• Instruction:
Set out every line bearing the string "enough".

• Data provided:
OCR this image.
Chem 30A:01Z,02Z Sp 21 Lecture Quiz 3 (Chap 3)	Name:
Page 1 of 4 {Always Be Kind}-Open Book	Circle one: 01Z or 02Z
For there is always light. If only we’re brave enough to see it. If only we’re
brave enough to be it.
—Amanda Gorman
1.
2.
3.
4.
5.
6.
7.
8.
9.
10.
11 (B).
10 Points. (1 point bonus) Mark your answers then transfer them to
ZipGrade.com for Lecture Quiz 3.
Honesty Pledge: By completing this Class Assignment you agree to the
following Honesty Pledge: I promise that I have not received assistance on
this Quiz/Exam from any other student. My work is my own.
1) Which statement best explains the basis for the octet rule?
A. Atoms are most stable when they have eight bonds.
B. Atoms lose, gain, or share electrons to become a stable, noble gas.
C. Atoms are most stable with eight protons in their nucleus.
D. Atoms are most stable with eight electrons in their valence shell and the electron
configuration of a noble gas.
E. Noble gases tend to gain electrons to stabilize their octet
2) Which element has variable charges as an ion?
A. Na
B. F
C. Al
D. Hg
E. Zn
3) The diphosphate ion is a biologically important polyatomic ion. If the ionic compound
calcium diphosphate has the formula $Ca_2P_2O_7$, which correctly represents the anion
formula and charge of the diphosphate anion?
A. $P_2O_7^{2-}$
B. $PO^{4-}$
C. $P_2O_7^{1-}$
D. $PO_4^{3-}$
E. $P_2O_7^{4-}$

• Answer to the exercise:
For there is always light. If only we’re brave enough to see it. If only we’re
brave enough to be it.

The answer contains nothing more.